→ Data excerpts:
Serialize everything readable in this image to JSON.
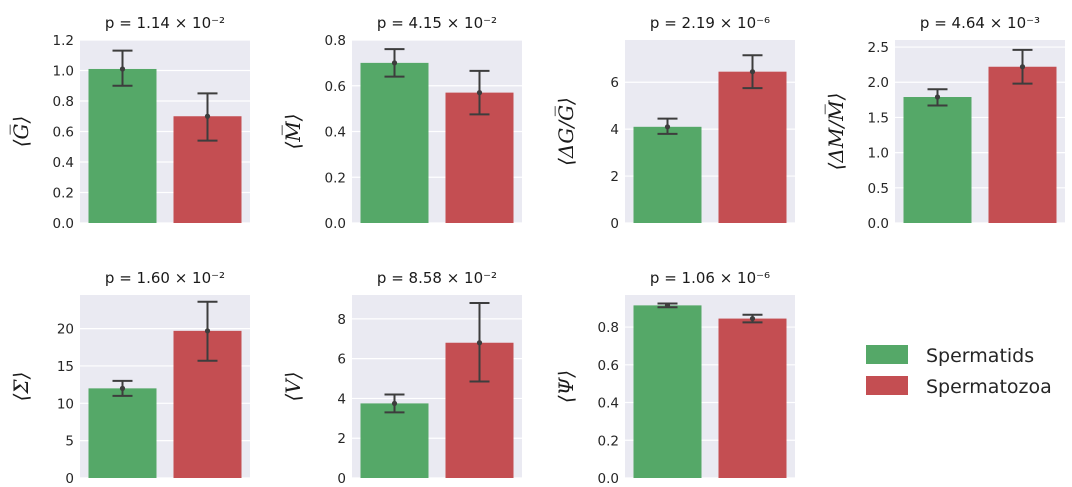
{
  "legend": {
    "items": [
      {
        "label": "Spermatids",
        "color": "#55a868"
      },
      {
        "label": "Spermatozoa",
        "color": "#c44e52"
      }
    ]
  },
  "chart_data": [
    {
      "type": "bar",
      "title": "p = 1.14 × 10⁻²",
      "ylabel": "⟨G̅⟩",
      "categories": [
        "Spermatids",
        "Spermatozoa"
      ],
      "values": [
        1.01,
        0.7
      ],
      "error_low": [
        0.9,
        0.54
      ],
      "error_high": [
        1.13,
        0.85
      ],
      "ylim": [
        0,
        1.2
      ],
      "yticks": [
        0.0,
        0.2,
        0.4,
        0.6,
        0.8,
        1.0,
        1.2
      ],
      "tick_decimals": 1
    },
    {
      "type": "bar",
      "title": "p = 4.15 × 10⁻²",
      "ylabel": "⟨M̅⟩",
      "categories": [
        "Spermatids",
        "Spermatozoa"
      ],
      "values": [
        0.7,
        0.57
      ],
      "error_low": [
        0.64,
        0.475
      ],
      "error_high": [
        0.76,
        0.665
      ],
      "ylim": [
        0,
        0.8
      ],
      "yticks": [
        0.0,
        0.2,
        0.4,
        0.6,
        0.8
      ],
      "tick_decimals": 1
    },
    {
      "type": "bar",
      "title": "p = 2.19 × 10⁻⁶",
      "ylabel": "⟨ΔG/G̅⟩",
      "categories": [
        "Spermatids",
        "Spermatozoa"
      ],
      "values": [
        4.1,
        6.45
      ],
      "error_low": [
        3.8,
        5.75
      ],
      "error_high": [
        4.45,
        7.15
      ],
      "ylim": [
        0,
        7.8
      ],
      "yticks": [
        0,
        2,
        4,
        6
      ],
      "tick_decimals": 0
    },
    {
      "type": "bar",
      "title": "p = 4.64 × 10⁻³",
      "ylabel": "⟨ΔM/M̅⟩",
      "categories": [
        "Spermatids",
        "Spermatozoa"
      ],
      "values": [
        1.79,
        2.22
      ],
      "error_low": [
        1.67,
        1.98
      ],
      "error_high": [
        1.9,
        2.46
      ],
      "ylim": [
        0,
        2.6
      ],
      "yticks": [
        0.0,
        0.5,
        1.0,
        1.5,
        2.0,
        2.5
      ],
      "tick_decimals": 1
    },
    {
      "type": "bar",
      "title": "p = 1.60 × 10⁻²",
      "ylabel": "⟨Σ⟩",
      "categories": [
        "Spermatids",
        "Spermatozoa"
      ],
      "values": [
        12.0,
        19.7
      ],
      "error_low": [
        11.0,
        15.7
      ],
      "error_high": [
        13.0,
        23.6
      ],
      "ylim": [
        0,
        24.5
      ],
      "yticks": [
        0,
        5,
        10,
        15,
        20
      ],
      "tick_decimals": 0
    },
    {
      "type": "bar",
      "title": "p = 8.58 × 10⁻²",
      "ylabel": "⟨V⟩",
      "categories": [
        "Spermatids",
        "Spermatozoa"
      ],
      "values": [
        3.75,
        6.8
      ],
      "error_low": [
        3.3,
        4.85
      ],
      "error_high": [
        4.2,
        8.8
      ],
      "ylim": [
        0,
        9.2
      ],
      "yticks": [
        0,
        2,
        4,
        6,
        8
      ],
      "tick_decimals": 0
    },
    {
      "type": "bar",
      "title": "p = 1.06 × 10⁻⁶",
      "ylabel": "⟨Ψ⟩",
      "categories": [
        "Spermatids",
        "Spermatozoa"
      ],
      "values": [
        0.915,
        0.845
      ],
      "error_low": [
        0.905,
        0.825
      ],
      "error_high": [
        0.925,
        0.865
      ],
      "ylim": [
        0,
        0.97
      ],
      "yticks": [
        0.0,
        0.2,
        0.4,
        0.6,
        0.8
      ],
      "tick_decimals": 1
    }
  ]
}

→ Exercise:
Using the data above, say how many lines include "title". No other reply is needed.

→ Result:
7